### Instructions for the task
Repeat the records in full and exactly, omitting pictures.

### Collected data entries
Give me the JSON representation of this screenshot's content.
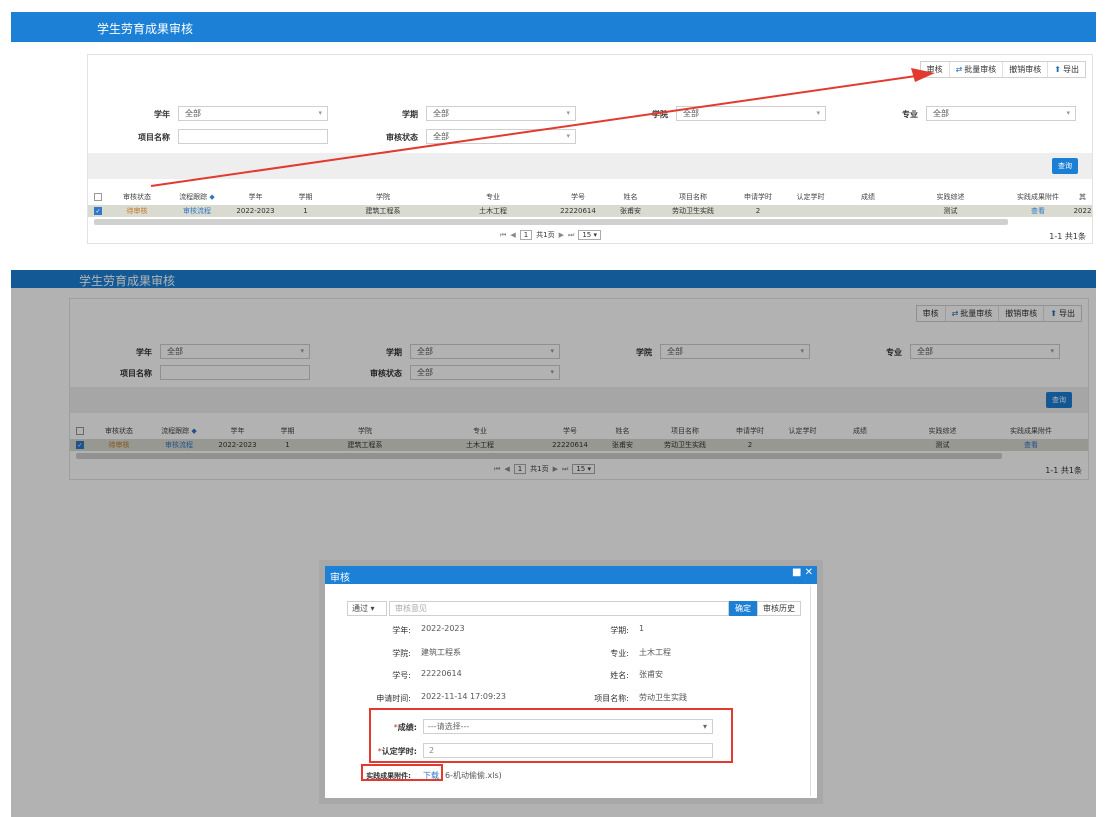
{
  "app_title": "学生劳育成果审核",
  "toolbar": {
    "audit": "审核",
    "batch_icon": "⇄",
    "batch_audit": "批量审核",
    "revoke_audit": "撤销审核",
    "export_icon": "⬆",
    "export": "导出"
  },
  "filters": {
    "school_year_label": "学年",
    "school_year_value": "全部",
    "semester_label": "学期",
    "semester_value": "全部",
    "college_label": "学院",
    "college_value": "全部",
    "major_label": "专业",
    "major_value": "全部",
    "project_name_label": "项目名称",
    "audit_status_label": "审核状态",
    "audit_status_value": "全部",
    "query_button": "查询"
  },
  "table": {
    "headers": {
      "audit_status": "审核状态",
      "flow_trace": "流程跟踪",
      "school_year": "学年",
      "semester": "学期",
      "college": "学院",
      "major": "专业",
      "student_no": "学号",
      "name": "姓名",
      "project_name": "项目名称",
      "applied_hours": "申请学时",
      "approved_hours": "认定学时",
      "score": "成绩",
      "description": "实践综述",
      "attachment": "实践成果附件",
      "extra": "其"
    },
    "row": {
      "audit_status": "待审核",
      "flow_trace": "审核流程",
      "school_year": "2022-2023",
      "semester": "1",
      "college": "建筑工程系",
      "major": "土木工程",
      "student_no": "22220614",
      "name": "张甫安",
      "project_name": "劳动卫生实践",
      "applied_hours": "2",
      "approved_hours": "",
      "score": "",
      "description": "测试",
      "attachment": "查看",
      "extra": "2022"
    }
  },
  "pagination": {
    "page": "1",
    "total_pages_text": "共1页",
    "page_size": "15",
    "summary": "1-1 共1条"
  },
  "modal": {
    "title": "审核",
    "controls": "■ ✕",
    "decision": "通过",
    "opinion_placeholder": "审核意见",
    "confirm": "确定",
    "history": "审核历史",
    "school_year_label": "学年:",
    "school_year": "2022-2023",
    "semester_label": "学期:",
    "semester": "1",
    "college_label": "学院:",
    "college": "建筑工程系",
    "major_label": "专业:",
    "major": "土木工程",
    "student_no_label": "学号:",
    "student_no": "22220614",
    "name_label": "姓名:",
    "name": "张甫安",
    "apply_time_label": "申请时间:",
    "apply_time": "2022-11-14 17:09:23",
    "project_label": "项目名称:",
    "project": "劳动卫生实践",
    "score_label": "成绩:",
    "score_placeholder": "---请选择---",
    "approved_hours_label": "认定学时:",
    "approved_hours": "2",
    "attachment_label": "实践成果附件:",
    "download": "下载",
    "file_suffix": "6-机动偷偷.xls)"
  },
  "colors": {
    "brand_blue": "#1b80d6",
    "highlight_red": "#e23a2f",
    "row_gray": "#d9dad0"
  }
}
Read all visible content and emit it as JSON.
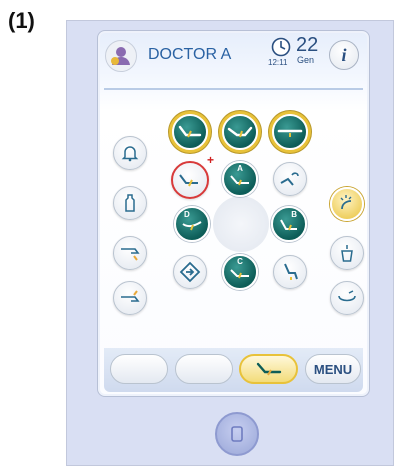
{
  "figure_label": "(1)",
  "header": {
    "doctor_name": "DOCTOR A",
    "time": "12:11",
    "day": "22",
    "month": "Gen",
    "info_symbol": "i"
  },
  "positions": {
    "memory_a": "A",
    "memory_b": "B",
    "memory_c": "C",
    "memory_d": "D"
  },
  "bottom_bar": {
    "menu_label": "MENU"
  },
  "icons": {
    "left_column": [
      "bell-icon",
      "water-bottle-icon",
      "tool-hand-down-icon",
      "tool-hand-up-icon"
    ],
    "right_column": [
      "spray-hands-icon",
      "cup-filler-icon",
      "bowl-rinse-icon"
    ],
    "top_row": [
      "chair-recline-icon",
      "chair-trendelenburg-icon",
      "chair-flat-icon"
    ]
  },
  "colors": {
    "accent_teal": "#0d5d58",
    "highlight_gold": "#e8c23a",
    "text_blue": "#2a62a3",
    "alert_red": "#d02020"
  }
}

### Final result
Give me the JSON representation of this screenshot's content.
{
  "app_title": "学生劳育成果审核",
  "toolbar": {
    "audit": "审核",
    "batch_icon": "⇄",
    "batch_audit": "批量审核",
    "revoke_audit": "撤销审核",
    "export_icon": "⬆",
    "export": "导出"
  },
  "filters": {
    "school_year_label": "学年",
    "school_year_value": "全部",
    "semester_label": "学期",
    "semester_value": "全部",
    "college_label": "学院",
    "college_value": "全部",
    "major_label": "专业",
    "major_value": "全部",
    "project_name_label": "项目名称",
    "audit_status_label": "审核状态",
    "audit_status_value": "全部",
    "query_button": "查询"
  },
  "table": {
    "headers": {
      "audit_status": "审核状态",
      "flow_trace": "流程跟踪",
      "school_year": "学年",
      "semester": "学期",
      "college": "学院",
      "major": "专业",
      "student_no": "学号",
      "name": "姓名",
      "project_name": "项目名称",
      "applied_hours": "申请学时",
      "approved_hours": "认定学时",
      "score": "成绩",
      "description": "实践综述",
      "attachment": "实践成果附件",
      "extra": "其"
    },
    "row": {
      "audit_status": "待审核",
      "flow_trace": "审核流程",
      "school_year": "2022-2023",
      "semester": "1",
      "college": "建筑工程系",
      "major": "土木工程",
      "student_no": "22220614",
      "name": "张甫安",
      "project_name": "劳动卫生实践",
      "applied_hours": "2",
      "approved_hours": "",
      "score": "",
      "description": "测试",
      "attachment": "查看",
      "extra": "2022"
    }
  },
  "pagination": {
    "page": "1",
    "total_pages_text": "共1页",
    "page_size": "15",
    "summary": "1-1 共1条"
  },
  "modal": {
    "title": "审核",
    "controls": "■ ✕",
    "decision": "通过",
    "opinion_placeholder": "审核意见",
    "confirm": "确定",
    "history": "审核历史",
    "school_year_label": "学年:",
    "school_year": "2022-2023",
    "semester_label": "学期:",
    "semester": "1",
    "college_label": "学院:",
    "college": "建筑工程系",
    "major_label": "专业:",
    "major": "土木工程",
    "student_no_label": "学号:",
    "student_no": "22220614",
    "name_label": "姓名:",
    "name": "张甫安",
    "apply_time_label": "申请时间:",
    "apply_time": "2022-11-14 17:09:23",
    "project_label": "项目名称:",
    "project": "劳动卫生实践",
    "score_label": "成绩:",
    "score_placeholder": "---请选择---",
    "approved_hours_label": "认定学时:",
    "approved_hours": "2",
    "attachment_label": "实践成果附件:",
    "download": "下载",
    "file_suffix": "6-机动偷偷.xls)"
  },
  "colors": {
    "brand_blue": "#1b80d6",
    "highlight_red": "#e23a2f",
    "row_gray": "#d9dad0"
  }
}
Read all visible content and emit it as JSON.
{
  "figure_label": "(1)",
  "header": {
    "doctor_name": "DOCTOR A",
    "time": "12:11",
    "day": "22",
    "month": "Gen",
    "info_symbol": "i"
  },
  "positions": {
    "memory_a": "A",
    "memory_b": "B",
    "memory_c": "C",
    "memory_d": "D"
  },
  "bottom_bar": {
    "menu_label": "MENU"
  },
  "icons": {
    "left_column": [
      "bell-icon",
      "water-bottle-icon",
      "tool-hand-down-icon",
      "tool-hand-up-icon"
    ],
    "right_column": [
      "spray-hands-icon",
      "cup-filler-icon",
      "bowl-rinse-icon"
    ],
    "top_row": [
      "chair-recline-icon",
      "chair-trendelenburg-icon",
      "chair-flat-icon"
    ]
  },
  "colors": {
    "accent_teal": "#0d5d58",
    "highlight_gold": "#e8c23a",
    "text_blue": "#2a62a3",
    "alert_red": "#d02020"
  }
}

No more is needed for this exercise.